_WHAT TO PRODUCE_.
Copy out exactly the lines from the one containing "Give me the" through the end of the records, and no pictures.
▼
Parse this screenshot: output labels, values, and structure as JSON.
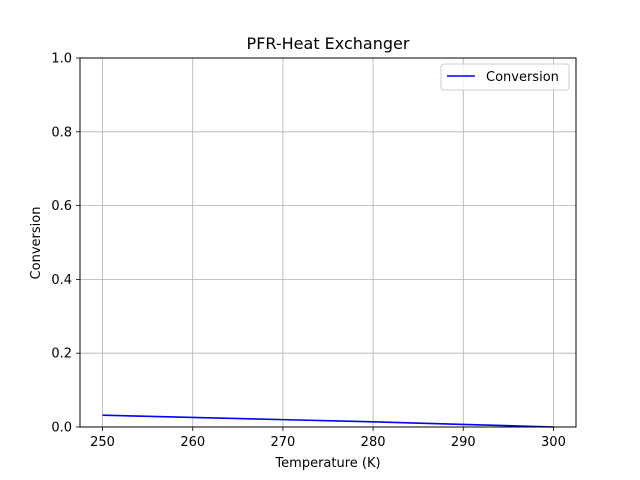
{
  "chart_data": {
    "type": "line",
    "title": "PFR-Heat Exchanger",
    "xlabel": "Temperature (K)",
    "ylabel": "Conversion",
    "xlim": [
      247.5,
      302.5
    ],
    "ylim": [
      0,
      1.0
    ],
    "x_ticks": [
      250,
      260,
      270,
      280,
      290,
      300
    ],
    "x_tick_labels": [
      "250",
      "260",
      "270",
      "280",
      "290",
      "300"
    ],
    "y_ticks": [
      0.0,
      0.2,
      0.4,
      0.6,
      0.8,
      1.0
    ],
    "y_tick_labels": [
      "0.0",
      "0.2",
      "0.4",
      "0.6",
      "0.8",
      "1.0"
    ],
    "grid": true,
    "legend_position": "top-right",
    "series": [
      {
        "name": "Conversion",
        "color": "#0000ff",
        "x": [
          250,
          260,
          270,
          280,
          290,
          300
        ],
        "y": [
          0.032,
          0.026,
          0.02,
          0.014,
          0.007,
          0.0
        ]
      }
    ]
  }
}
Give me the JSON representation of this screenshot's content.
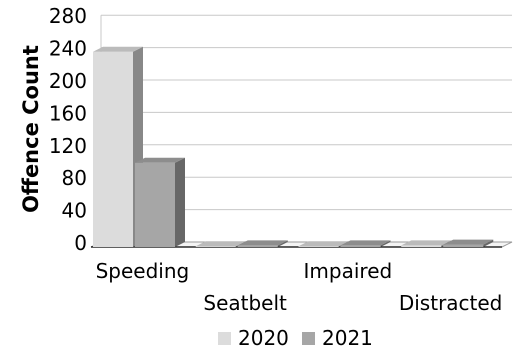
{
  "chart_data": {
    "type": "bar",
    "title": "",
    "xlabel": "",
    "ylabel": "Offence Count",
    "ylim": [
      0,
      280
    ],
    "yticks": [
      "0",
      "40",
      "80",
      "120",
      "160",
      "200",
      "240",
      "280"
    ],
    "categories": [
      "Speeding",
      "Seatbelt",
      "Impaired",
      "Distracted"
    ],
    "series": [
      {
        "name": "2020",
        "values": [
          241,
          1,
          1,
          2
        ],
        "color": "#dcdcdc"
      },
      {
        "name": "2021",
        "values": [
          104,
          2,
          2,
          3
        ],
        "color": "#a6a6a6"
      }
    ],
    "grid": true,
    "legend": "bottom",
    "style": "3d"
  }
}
▲
_ANSWER TO THE PROBLEM_.
Give me the JSON representation of this screenshot's content.
{
  "chart_data": {
    "type": "bar",
    "title": "",
    "xlabel": "",
    "ylabel": "Offence Count",
    "ylim": [
      0,
      280
    ],
    "yticks": [
      "0",
      "40",
      "80",
      "120",
      "160",
      "200",
      "240",
      "280"
    ],
    "categories": [
      "Speeding",
      "Seatbelt",
      "Impaired",
      "Distracted"
    ],
    "series": [
      {
        "name": "2020",
        "values": [
          241,
          1,
          1,
          2
        ],
        "color": "#dcdcdc"
      },
      {
        "name": "2021",
        "values": [
          104,
          2,
          2,
          3
        ],
        "color": "#a6a6a6"
      }
    ],
    "grid": true,
    "legend": "bottom",
    "style": "3d"
  }
}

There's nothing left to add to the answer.